— YOUR OBJECTIVE —
Collect all lines below with the string "esse".

— Recorded data —

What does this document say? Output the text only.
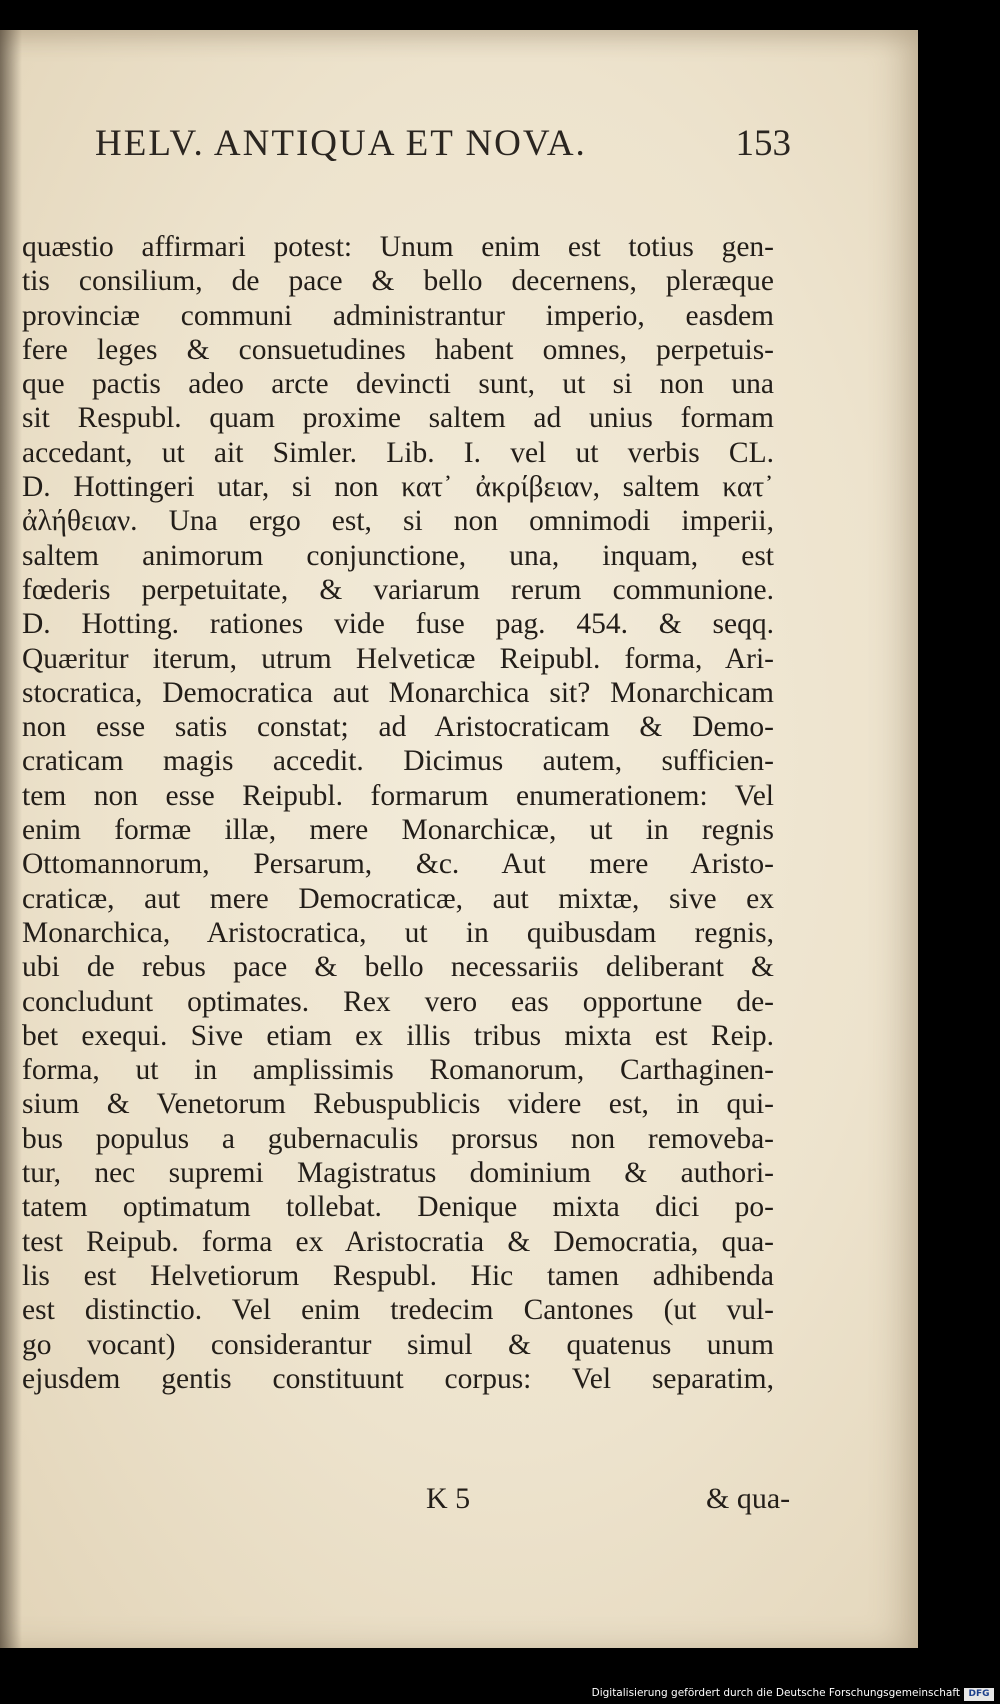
HELV. ANTIQUA ET NOVA.	153
quæstio affirmari potest: Unum enim est totius gen-
tis consilium, de pace & bello decernens, pleræque
provinciæ communi administrantur imperio, easdem
fere leges & consuetudines habent omnes, perpetuis-
que pactis adeo arcte devincti sunt, ut si non una
sit Respubl. quam proxime saltem ad unius formam
accedant, ut ait Simler. Lib. I. vel ut verbis CL.
D. Hottingeri utar, si non κατ᾽ ἀκρίβειαν, saltem κατ᾽
ἀλήθειαν. Una ergo est, si non omnimodi imperii,
saltem animorum conjunctione, una, inquam, est
fœderis perpetuitate, & variarum rerum communione.
D. Hotting. rationes vide fuse pag. 454. & seqq.
Quæritur iterum, utrum Helveticæ Reipubl. forma, Ari-
stocratica, Democratica aut Monarchica sit? Monarchicam
non esse satis constat; ad Aristocraticam & Demo-
craticam magis accedit. Dicimus autem, sufficien-
tem non esse Reipubl. formarum enumerationem: Vel
enim formæ illæ, mere Monarchicæ, ut in regnis
Ottomannorum, Persarum, &c. Aut mere Aristo-
craticæ, aut mere Democraticæ, aut mixtæ, sive ex
Monarchica, Aristocratica, ut in quibusdam regnis,
ubi de rebus pace & bello necessariis deliberant &
concludunt optimates. Rex vero eas opportune de-
bet exequi. Sive etiam ex illis tribus mixta est Reip.
forma, ut in amplissimis Romanorum, Carthaginen-
sium & Venetorum Rebuspublicis videre est, in qui-
bus populus a gubernaculis prorsus non removeba-
tur, nec supremi Magistratus dominium & authori-
tatem optimatum tollebat. Denique mixta dici po-
test Reipub. forma ex Aristocratia & Democratia, qua-
lis est Helvetiorum Respubl. Hic tamen adhibenda
est distinctio. Vel enim tredecim Cantones (ut vul-
go vocant) considerantur simul & quatenus unum
ejusdem gentis constituunt corpus: Vel separatim,
K 5	& qua-
Digitalisierung gefördert durch die Deutsche Forschungsgemeinschaft DFG
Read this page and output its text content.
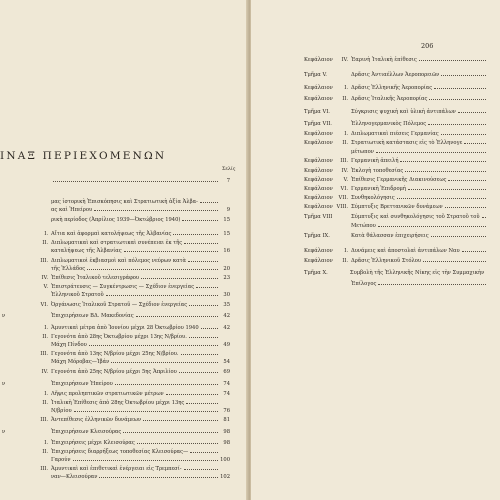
ΙΝΑΞ ΠΕΡΙΕΧΟΜΕΝΩΝ
Σελίς
7
μας ἱστορικὴ Ἐπισκόπησις καὶ Στρατιωτικὴ ἀξία Ἀλβα-
ας καὶ Ἠπείρου	9
ρικὴ περίοδος (Ἀπρίλιος 1939—Ὀκτώβριος 1940)	15
I. Αἴτια καὶ ἀφορμαὶ κατολήψεως τῆς Ἀλβανίας	15
II. Διπλωματικαὶ καὶ στρατιωτικαὶ συνέπειαι ἐκ τῆς
καταλήψεως τῆς Ἀλβανίας	16
III. Διπλωματικοὶ ἐκβιασμοὶ καὶ πόλεμος νεύρων κατὰ
τῆς Ἑλλάδος	20
IV. Ἐπίθεσις Ἰταλικοῦ τελεσιγράφου	23
V. Ἐπιστράτευσις — Συγκέντρωσις — Σχέδιον ἐνεργείας
Ἑλληνικοῦ Στρατοῦ	30
VI. Ὀργάνωσις Ἰταλικοῦ Στρατοῦ — Σχέδιον ἐνεργείας	35
ν	Ἐπιχειρήσεων ΒΔ. Μακεδονίας	42
I. Ἀμυντικαὶ μέτρα ἀπὸ Ἰουνίου μέχρι 28 Ὀκτωβρίου 1940	42
II. Γεγονότα ἀπὸ 28ης Ὀκτωβρίου μέχρι 13ης Ν/βρίου.
Μάχη Πίνδου	49
III. Γεγονότα ἀπὸ 13ης Ν/βρίου μέχρι 25ης Ν/βρίου.
Μάχη Μόροβας—Ἰβάν	54
IV. Γεγονότα ἀπὸ 25ης Ν/βρίου μέχρι 5ης Ἀπριλίου	69
ν	Ἐπιχειρήσεων Ἠπείρου	74
I. Λῆψις προληπτικῶν στρατιωτικῶν μέτρων	74
II. Ἰταλικὴ Ἐπίθεσις ἀπὸ 28ης Ὀκτωβρίου μέχρι 13ης
Ν/βρίου	76
III. Ἀντεπίθεσις ἑλληνικῶν δυνάμεων	81
ν	Ἐπιχειρήσεων Κλεισούρας	98
I. Ἐπιχειρήσεις μέχρι Κλεισούρας	98
II. Ἐπιχειρήσεις διαρρήξεως τοποθεσίας Κλεισούρας—
Γαρούν	100
III. Ἀμυντικαὶ καὶ ἐπιθετικαὶ ἐνέργειαι εἰς Τρεμπεσί-
ναν—Κλεισούραν	102
206
Κεφάλαιον	IV. Ἐαρινὴ Ἰταλικὴ ἐπίθεσις
Τμῆμα V.	Δρᾶσις Ἀντιαέλλων Ἀεροπορειῶν
Κεφάλαιον	I. Δρᾶσις Ἑλληνικῆς Ἀεροπορίας
Κεφάλαιον	II. Δρᾶσις Ἰταλικῆς Ἀεροπορίας
Τμῆμα VI.	Σύγκρισις ψυχικὴ καὶ ὑλικὴ ἀντιπάλων
Τμῆμα VII.	Ἑλληνογερμανικὸς Πόλεμος
Κεφάλαιον	I. Διπλωματικαὶ πιέσεις Γερμανίας
Κεφάλαιον	II. Στρατιωτικὴ κατάστασις εἰς τὸ Ἑλληνογε
μέτωπον
Κεφάλαιον	III. Γερμανικὴ ἀπειλή
Κεφάλαιον	IV. Ἐκλογὴ τοποθεσίας
Κεφάλαιον	V. Ἐπίθεσις Γερμανικῆς Διακινούσεως
Κεφάλαιον	VI. Γερμανικὴ Ἐπιδρομή
Κεφάλαιον	VII. Συνθηκολόγησις
Κεφάλαιον VIII. Σύμπτυξις Βρεττανικῶν δυνάμεων
Τμῆμα VIII	Σύμπτυξις καὶ συνθηκολόγησις τοῦ Στρατοῦ τοῦ
Μετώπου
Τμῆμα IX.	Κατὰ θάλασσαν ἐπιχειρήσεις
Κεφάλαιον	I. Δυνάμεις καὶ ἀποστολαὶ ἀντιπάλων Ναυ
Κεφάλαιον	II. Δρᾶσις Ἑλληνικοῦ Στόλου
Τμῆμα Χ.	Συμβολὴ τῆς Ἑλληνικῆς Νίκης εἰς τὴν Συμμαχικὴν
Ἐπίλογος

— RESPONSE BELOW —
non esse satis constat; ad Aristocraticam & Demo-
tem non esse Reipubl. formarum enumerationem: Vel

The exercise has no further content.